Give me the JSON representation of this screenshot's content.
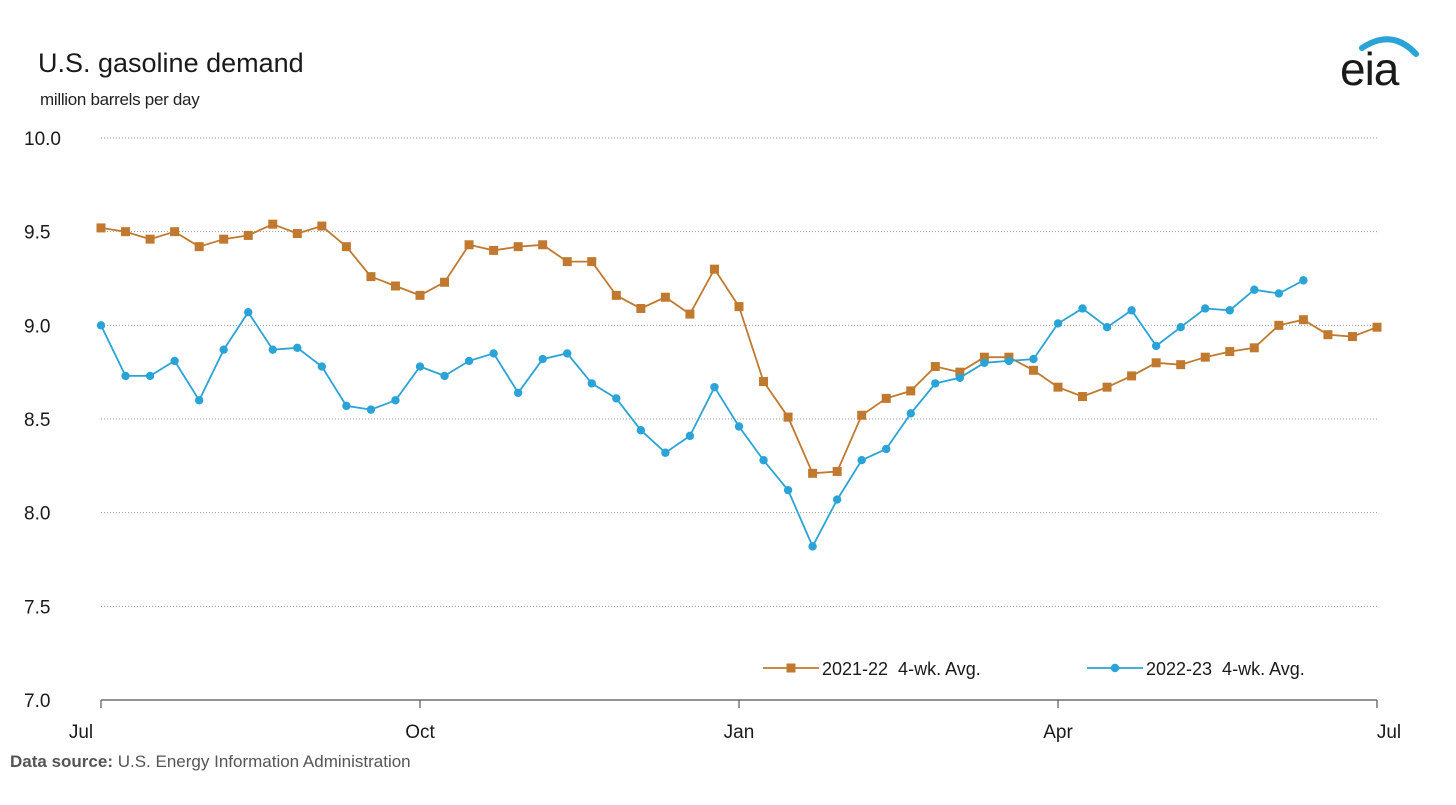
{
  "header": {
    "title": "U.S. gasoline demand",
    "subtitle": "million barrels per day",
    "logo_text": "eia"
  },
  "footer": {
    "source_label": "Data source:",
    "source_text": "U.S. Energy Information Administration"
  },
  "chart_data": {
    "type": "line",
    "title": "U.S. gasoline demand",
    "ylabel": "million barrels per day",
    "ylim": [
      7.0,
      10.0
    ],
    "yticks": [
      "10.0",
      "9.5",
      "9.0",
      "8.5",
      "8.0",
      "7.5",
      "7.0"
    ],
    "ytick_values": [
      10.0,
      9.5,
      9.0,
      8.5,
      8.0,
      7.5,
      7.0
    ],
    "xlim_weeks": [
      0,
      52
    ],
    "xticks": [
      {
        "label": "Jul",
        "week": 0
      },
      {
        "label": "Oct",
        "week": 13
      },
      {
        "label": "Jan",
        "week": 26
      },
      {
        "label": "Apr",
        "week": 39
      },
      {
        "label": "Jul",
        "week": 52
      }
    ],
    "grid": "horizontal dotted",
    "legend_position": "bottom-right",
    "series": [
      {
        "name": "2021-22  4-wk. Avg.",
        "color": "#c0792e",
        "marker": "square",
        "values": [
          9.52,
          9.5,
          9.46,
          9.5,
          9.42,
          9.46,
          9.48,
          9.54,
          9.49,
          9.53,
          9.42,
          9.26,
          9.21,
          9.16,
          9.23,
          9.43,
          9.4,
          9.42,
          9.43,
          9.34,
          9.34,
          9.16,
          9.09,
          9.15,
          9.06,
          9.3,
          9.1,
          8.7,
          8.51,
          8.21,
          8.22,
          8.52,
          8.61,
          8.65,
          8.78,
          8.75,
          8.83,
          8.83,
          8.76,
          8.67,
          8.62,
          8.67,
          8.73,
          8.8,
          8.79,
          8.83,
          8.86,
          8.88,
          9.0,
          9.03,
          8.95,
          8.94,
          8.99
        ]
      },
      {
        "name": "2022-23  4-wk. Avg.",
        "color": "#2aa3d7",
        "marker": "circle",
        "values": [
          9.0,
          8.73,
          8.73,
          8.81,
          8.6,
          8.87,
          9.07,
          8.87,
          8.88,
          8.78,
          8.57,
          8.55,
          8.6,
          8.78,
          8.73,
          8.81,
          8.85,
          8.64,
          8.82,
          8.85,
          8.69,
          8.61,
          8.44,
          8.32,
          8.41,
          8.67,
          8.46,
          8.28,
          8.12,
          7.82,
          8.07,
          8.28,
          8.34,
          8.53,
          8.69,
          8.72,
          8.8,
          8.81,
          8.82,
          9.01,
          9.09,
          8.99,
          9.08,
          8.89,
          8.99,
          9.09,
          9.08,
          9.19,
          9.17,
          9.24
        ]
      }
    ]
  }
}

···

» **STATED PROBLEM**: Your task is to transcribe all of the records precisely, with no images included.

» **ANSWER TO THE TASK**:
Give me the JSON representation of this screenshot's content.
{
  "header": {
    "title": "U.S. gasoline demand",
    "subtitle": "million barrels per day",
    "logo_text": "eia"
  },
  "footer": {
    "source_label": "Data source:",
    "source_text": "U.S. Energy Information Administration"
  },
  "chart_data": {
    "type": "line",
    "title": "U.S. gasoline demand",
    "ylabel": "million barrels per day",
    "ylim": [
      7.0,
      10.0
    ],
    "yticks": [
      "10.0",
      "9.5",
      "9.0",
      "8.5",
      "8.0",
      "7.5",
      "7.0"
    ],
    "ytick_values": [
      10.0,
      9.5,
      9.0,
      8.5,
      8.0,
      7.5,
      7.0
    ],
    "xlim_weeks": [
      0,
      52
    ],
    "xticks": [
      {
        "label": "Jul",
        "week": 0
      },
      {
        "label": "Oct",
        "week": 13
      },
      {
        "label": "Jan",
        "week": 26
      },
      {
        "label": "Apr",
        "week": 39
      },
      {
        "label": "Jul",
        "week": 52
      }
    ],
    "grid": "horizontal dotted",
    "legend_position": "bottom-right",
    "series": [
      {
        "name": "2021-22  4-wk. Avg.",
        "color": "#c0792e",
        "marker": "square",
        "values": [
          9.52,
          9.5,
          9.46,
          9.5,
          9.42,
          9.46,
          9.48,
          9.54,
          9.49,
          9.53,
          9.42,
          9.26,
          9.21,
          9.16,
          9.23,
          9.43,
          9.4,
          9.42,
          9.43,
          9.34,
          9.34,
          9.16,
          9.09,
          9.15,
          9.06,
          9.3,
          9.1,
          8.7,
          8.51,
          8.21,
          8.22,
          8.52,
          8.61,
          8.65,
          8.78,
          8.75,
          8.83,
          8.83,
          8.76,
          8.67,
          8.62,
          8.67,
          8.73,
          8.8,
          8.79,
          8.83,
          8.86,
          8.88,
          9.0,
          9.03,
          8.95,
          8.94,
          8.99
        ]
      },
      {
        "name": "2022-23  4-wk. Avg.",
        "color": "#2aa3d7",
        "marker": "circle",
        "values": [
          9.0,
          8.73,
          8.73,
          8.81,
          8.6,
          8.87,
          9.07,
          8.87,
          8.88,
          8.78,
          8.57,
          8.55,
          8.6,
          8.78,
          8.73,
          8.81,
          8.85,
          8.64,
          8.82,
          8.85,
          8.69,
          8.61,
          8.44,
          8.32,
          8.41,
          8.67,
          8.46,
          8.28,
          8.12,
          7.82,
          8.07,
          8.28,
          8.34,
          8.53,
          8.69,
          8.72,
          8.8,
          8.81,
          8.82,
          9.01,
          9.09,
          8.99,
          9.08,
          8.89,
          8.99,
          9.09,
          9.08,
          9.19,
          9.17,
          9.24
        ]
      }
    ]
  }
}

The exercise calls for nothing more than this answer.